-- Working data start --
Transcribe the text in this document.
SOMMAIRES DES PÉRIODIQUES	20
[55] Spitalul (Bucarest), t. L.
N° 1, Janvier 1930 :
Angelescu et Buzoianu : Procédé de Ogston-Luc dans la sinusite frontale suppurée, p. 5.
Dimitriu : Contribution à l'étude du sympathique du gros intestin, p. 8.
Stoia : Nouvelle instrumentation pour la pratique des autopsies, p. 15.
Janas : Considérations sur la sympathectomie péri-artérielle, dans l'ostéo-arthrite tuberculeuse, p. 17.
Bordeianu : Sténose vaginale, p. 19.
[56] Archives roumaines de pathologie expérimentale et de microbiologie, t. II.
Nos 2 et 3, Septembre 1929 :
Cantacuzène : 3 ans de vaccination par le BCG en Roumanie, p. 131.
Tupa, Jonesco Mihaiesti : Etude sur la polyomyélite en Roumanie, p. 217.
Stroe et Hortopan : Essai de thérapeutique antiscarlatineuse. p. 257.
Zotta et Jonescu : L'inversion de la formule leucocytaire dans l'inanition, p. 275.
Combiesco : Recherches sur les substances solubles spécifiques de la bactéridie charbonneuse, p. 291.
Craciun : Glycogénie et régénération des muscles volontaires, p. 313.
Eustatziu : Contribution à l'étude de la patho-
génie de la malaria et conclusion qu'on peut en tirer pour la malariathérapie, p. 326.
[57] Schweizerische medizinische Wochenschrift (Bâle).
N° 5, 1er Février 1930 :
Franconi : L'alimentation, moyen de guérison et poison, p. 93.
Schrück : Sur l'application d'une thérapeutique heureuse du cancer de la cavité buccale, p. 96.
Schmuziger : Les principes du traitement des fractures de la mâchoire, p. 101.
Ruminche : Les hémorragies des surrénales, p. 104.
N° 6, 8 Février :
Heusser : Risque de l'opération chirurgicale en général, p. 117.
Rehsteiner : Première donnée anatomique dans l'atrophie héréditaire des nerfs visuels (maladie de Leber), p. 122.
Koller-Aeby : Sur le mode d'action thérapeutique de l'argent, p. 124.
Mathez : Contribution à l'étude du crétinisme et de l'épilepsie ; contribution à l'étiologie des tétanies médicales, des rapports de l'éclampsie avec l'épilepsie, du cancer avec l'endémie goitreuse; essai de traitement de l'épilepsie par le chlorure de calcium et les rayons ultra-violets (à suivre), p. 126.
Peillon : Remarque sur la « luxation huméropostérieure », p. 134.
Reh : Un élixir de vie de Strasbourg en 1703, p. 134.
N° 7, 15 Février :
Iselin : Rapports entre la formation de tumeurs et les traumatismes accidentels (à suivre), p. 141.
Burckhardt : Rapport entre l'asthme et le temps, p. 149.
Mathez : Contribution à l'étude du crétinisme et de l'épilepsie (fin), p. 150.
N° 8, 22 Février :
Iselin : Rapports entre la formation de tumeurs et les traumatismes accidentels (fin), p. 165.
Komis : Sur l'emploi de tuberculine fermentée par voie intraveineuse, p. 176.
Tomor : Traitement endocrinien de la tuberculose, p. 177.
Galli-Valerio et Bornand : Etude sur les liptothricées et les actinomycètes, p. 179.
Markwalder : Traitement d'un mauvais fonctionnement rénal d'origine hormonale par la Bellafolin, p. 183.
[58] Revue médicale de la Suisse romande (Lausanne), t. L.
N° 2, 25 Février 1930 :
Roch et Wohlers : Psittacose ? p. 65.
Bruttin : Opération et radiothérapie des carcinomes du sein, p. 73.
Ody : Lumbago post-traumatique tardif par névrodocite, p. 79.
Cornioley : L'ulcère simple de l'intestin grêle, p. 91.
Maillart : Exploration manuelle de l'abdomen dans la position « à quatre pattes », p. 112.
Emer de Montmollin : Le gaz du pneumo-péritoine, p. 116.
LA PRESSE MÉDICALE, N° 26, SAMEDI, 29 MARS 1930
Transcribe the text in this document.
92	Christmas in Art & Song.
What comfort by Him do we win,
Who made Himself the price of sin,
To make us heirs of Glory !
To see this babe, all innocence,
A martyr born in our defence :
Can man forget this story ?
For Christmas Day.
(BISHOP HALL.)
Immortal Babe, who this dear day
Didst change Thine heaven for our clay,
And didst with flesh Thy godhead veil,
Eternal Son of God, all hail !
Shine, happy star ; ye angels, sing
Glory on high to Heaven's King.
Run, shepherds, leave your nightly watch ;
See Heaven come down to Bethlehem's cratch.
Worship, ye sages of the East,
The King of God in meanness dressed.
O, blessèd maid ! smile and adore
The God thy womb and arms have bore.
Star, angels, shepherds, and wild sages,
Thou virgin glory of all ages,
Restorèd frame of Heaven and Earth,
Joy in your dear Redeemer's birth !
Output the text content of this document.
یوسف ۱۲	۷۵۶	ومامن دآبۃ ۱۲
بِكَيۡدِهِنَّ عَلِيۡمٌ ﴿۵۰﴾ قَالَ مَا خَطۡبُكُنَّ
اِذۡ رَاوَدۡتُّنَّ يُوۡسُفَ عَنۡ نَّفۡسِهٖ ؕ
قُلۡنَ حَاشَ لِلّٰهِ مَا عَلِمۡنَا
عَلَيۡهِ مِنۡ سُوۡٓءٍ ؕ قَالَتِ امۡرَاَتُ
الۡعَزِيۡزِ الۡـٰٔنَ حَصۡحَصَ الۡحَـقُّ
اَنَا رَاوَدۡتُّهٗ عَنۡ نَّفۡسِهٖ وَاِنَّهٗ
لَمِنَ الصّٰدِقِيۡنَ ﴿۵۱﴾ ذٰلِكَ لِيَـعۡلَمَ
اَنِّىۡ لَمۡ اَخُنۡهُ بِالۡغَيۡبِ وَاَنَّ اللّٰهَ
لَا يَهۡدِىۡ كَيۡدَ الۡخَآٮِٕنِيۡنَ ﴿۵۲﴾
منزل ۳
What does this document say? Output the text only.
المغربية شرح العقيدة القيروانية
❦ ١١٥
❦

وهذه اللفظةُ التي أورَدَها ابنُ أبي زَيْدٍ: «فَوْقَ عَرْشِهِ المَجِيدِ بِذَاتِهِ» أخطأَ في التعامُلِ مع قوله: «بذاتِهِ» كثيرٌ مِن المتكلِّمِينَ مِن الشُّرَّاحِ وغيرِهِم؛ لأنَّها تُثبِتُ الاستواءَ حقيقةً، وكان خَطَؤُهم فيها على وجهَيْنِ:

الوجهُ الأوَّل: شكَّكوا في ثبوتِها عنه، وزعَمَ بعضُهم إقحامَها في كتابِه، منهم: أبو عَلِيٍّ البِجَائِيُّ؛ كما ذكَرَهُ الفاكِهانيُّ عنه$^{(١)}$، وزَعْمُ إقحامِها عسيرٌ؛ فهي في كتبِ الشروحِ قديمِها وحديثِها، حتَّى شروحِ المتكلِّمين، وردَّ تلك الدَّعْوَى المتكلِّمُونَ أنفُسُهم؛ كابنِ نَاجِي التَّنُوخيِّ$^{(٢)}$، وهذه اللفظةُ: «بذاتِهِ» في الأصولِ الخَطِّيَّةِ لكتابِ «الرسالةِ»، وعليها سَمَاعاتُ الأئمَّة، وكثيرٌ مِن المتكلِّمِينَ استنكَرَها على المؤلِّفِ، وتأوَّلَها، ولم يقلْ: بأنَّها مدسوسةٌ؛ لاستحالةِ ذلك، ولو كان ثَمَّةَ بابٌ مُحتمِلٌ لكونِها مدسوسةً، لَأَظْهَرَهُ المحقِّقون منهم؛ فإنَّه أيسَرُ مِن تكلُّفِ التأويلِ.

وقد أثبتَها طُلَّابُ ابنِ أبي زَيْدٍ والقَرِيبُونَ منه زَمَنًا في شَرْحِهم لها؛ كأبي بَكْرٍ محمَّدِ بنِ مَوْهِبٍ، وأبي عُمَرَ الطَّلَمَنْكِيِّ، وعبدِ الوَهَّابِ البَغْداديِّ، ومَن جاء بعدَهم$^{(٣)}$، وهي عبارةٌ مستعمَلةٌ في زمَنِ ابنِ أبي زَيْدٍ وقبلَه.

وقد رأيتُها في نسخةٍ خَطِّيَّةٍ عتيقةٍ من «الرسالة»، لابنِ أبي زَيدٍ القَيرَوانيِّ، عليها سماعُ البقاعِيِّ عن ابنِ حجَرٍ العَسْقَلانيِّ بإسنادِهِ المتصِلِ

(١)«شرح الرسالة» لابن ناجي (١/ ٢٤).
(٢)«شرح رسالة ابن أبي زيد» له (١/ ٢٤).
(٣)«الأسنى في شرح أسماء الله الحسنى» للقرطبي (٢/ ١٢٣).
-- Working data end --
▸ Given exercise
Select and copy every line of the listing with the word "cancer".

▸ Written response
Schrück : Sur l'application d'une thérapeutique heureuse du cancer de la cavité buccale, p. 96.
Mathez : Contribution à l'étude du crétinisme et de l'épilepsie ; contribution à l'étiologie des tétanies médicales, des rapports de l'éclampsie avec l'épilepsie, du cancer avec l'endémie goitreuse; essai de traitement de l'épilepsie par le chlorure de calcium et les rayons ultra-violets (à suivre), p. 126.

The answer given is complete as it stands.